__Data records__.
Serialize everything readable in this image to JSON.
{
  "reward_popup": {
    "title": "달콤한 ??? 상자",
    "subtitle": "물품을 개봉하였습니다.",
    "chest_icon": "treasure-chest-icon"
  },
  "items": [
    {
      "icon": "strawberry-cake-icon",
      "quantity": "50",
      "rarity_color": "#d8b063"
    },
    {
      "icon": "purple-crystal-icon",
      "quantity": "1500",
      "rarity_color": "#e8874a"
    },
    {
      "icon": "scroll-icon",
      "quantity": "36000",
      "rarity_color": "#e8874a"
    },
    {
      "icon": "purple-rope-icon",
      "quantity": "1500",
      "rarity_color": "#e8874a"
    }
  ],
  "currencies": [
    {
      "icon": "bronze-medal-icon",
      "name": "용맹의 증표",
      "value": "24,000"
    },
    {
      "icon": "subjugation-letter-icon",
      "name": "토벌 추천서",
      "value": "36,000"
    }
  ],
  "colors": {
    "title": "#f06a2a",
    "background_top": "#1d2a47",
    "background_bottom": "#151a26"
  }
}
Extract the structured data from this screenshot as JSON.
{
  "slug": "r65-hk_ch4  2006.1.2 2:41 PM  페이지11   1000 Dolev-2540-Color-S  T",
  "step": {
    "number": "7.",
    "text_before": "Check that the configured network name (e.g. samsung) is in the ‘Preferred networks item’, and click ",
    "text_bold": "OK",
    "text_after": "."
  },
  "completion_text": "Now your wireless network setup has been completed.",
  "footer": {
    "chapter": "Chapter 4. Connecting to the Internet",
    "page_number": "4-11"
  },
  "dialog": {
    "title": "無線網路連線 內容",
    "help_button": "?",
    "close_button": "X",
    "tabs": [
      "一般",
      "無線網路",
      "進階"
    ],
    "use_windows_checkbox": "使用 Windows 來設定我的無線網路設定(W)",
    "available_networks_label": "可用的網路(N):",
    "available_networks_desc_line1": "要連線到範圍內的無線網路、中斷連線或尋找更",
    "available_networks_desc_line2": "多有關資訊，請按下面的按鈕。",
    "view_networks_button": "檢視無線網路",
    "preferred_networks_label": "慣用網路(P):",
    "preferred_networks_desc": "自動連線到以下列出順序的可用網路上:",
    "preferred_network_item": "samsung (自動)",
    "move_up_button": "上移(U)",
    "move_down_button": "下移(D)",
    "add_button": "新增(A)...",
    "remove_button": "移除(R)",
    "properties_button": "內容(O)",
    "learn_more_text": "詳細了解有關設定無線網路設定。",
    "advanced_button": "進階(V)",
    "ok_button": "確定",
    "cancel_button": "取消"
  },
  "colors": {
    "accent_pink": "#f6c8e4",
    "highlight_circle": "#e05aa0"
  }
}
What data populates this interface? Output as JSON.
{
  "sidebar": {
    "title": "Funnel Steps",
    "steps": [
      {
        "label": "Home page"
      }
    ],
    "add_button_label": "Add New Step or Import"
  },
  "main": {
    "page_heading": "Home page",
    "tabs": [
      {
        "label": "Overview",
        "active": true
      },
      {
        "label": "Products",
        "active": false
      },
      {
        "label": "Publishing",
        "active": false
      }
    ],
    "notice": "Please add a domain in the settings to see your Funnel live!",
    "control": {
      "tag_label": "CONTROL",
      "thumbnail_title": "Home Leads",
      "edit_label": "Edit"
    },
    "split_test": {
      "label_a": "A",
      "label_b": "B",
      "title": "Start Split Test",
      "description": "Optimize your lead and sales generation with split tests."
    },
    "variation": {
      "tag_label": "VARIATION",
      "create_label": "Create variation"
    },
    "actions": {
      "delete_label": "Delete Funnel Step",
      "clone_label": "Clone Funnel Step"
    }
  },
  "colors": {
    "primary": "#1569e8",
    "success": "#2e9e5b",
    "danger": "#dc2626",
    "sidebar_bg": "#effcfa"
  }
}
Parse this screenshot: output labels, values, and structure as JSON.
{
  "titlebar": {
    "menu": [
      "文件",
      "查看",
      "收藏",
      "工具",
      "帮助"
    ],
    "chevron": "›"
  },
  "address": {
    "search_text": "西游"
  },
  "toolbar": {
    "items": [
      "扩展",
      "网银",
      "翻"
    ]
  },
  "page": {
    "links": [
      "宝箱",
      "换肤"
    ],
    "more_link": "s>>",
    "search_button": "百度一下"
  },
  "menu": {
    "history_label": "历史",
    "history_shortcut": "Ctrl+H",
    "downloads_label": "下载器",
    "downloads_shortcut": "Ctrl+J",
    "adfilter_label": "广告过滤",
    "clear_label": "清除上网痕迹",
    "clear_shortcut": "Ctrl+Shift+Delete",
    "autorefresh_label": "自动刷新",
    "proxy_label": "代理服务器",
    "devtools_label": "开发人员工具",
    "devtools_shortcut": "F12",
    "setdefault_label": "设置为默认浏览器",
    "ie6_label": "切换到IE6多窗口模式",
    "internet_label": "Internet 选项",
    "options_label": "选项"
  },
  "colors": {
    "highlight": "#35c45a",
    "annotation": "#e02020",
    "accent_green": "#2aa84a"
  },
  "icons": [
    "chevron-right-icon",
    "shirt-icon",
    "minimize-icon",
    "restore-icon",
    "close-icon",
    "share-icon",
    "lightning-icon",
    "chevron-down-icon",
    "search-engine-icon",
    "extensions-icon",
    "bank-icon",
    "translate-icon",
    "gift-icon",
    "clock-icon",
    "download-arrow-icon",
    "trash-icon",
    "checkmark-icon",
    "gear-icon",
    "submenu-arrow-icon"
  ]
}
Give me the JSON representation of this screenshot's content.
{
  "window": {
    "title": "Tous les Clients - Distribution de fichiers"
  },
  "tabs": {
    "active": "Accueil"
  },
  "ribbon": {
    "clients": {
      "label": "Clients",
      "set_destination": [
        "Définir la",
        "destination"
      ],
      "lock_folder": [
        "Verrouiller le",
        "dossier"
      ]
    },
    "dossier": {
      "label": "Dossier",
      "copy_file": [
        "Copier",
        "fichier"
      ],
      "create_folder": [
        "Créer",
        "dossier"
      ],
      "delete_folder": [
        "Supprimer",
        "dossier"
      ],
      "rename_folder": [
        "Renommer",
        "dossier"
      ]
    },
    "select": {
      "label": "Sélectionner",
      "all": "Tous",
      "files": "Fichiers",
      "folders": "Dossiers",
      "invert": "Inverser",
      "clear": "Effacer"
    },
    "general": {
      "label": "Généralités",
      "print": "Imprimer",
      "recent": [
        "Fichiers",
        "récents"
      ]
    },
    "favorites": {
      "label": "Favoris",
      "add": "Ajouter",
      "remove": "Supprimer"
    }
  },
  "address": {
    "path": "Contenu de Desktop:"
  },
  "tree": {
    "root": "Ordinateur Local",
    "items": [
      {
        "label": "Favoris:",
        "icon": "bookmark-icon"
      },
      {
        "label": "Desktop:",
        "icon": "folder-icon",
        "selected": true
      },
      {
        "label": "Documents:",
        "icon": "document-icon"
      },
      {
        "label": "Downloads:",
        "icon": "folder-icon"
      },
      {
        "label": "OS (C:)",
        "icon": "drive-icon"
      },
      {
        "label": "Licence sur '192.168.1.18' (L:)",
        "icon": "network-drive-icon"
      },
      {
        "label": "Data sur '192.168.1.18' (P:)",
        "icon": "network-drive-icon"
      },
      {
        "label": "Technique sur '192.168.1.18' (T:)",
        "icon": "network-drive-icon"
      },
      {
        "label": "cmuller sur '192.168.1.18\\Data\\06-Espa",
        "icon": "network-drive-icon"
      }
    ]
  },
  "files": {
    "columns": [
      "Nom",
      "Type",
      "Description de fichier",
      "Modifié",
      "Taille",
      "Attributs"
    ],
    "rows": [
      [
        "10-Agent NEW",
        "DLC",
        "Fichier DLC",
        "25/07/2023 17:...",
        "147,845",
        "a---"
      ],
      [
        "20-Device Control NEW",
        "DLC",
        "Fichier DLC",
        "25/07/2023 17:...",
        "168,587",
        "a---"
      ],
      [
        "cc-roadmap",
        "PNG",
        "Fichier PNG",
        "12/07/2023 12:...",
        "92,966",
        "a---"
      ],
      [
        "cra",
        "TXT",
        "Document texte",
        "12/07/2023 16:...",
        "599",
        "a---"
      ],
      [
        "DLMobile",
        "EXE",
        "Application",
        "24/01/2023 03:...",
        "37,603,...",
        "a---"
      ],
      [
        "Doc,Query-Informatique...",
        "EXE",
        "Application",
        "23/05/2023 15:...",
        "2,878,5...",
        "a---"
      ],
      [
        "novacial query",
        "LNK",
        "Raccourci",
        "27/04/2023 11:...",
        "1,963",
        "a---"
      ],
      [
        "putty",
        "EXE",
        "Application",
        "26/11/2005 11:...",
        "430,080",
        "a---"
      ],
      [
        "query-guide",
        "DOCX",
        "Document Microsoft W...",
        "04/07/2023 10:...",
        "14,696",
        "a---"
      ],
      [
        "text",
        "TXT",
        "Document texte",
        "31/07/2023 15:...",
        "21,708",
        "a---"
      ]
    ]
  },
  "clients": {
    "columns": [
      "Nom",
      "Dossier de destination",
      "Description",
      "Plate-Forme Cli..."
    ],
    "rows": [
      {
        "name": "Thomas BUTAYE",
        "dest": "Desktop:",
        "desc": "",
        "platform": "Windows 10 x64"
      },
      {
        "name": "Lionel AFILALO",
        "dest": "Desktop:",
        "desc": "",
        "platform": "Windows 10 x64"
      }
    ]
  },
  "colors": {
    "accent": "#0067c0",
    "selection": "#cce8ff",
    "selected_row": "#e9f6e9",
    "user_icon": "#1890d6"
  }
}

__What is needed__.
Gather every line from the entries above where the word "chevron" appears, and copy them.

__Output__.
    "chevron": "›"
    "chevron-right-icon",
    "chevron-down-icon",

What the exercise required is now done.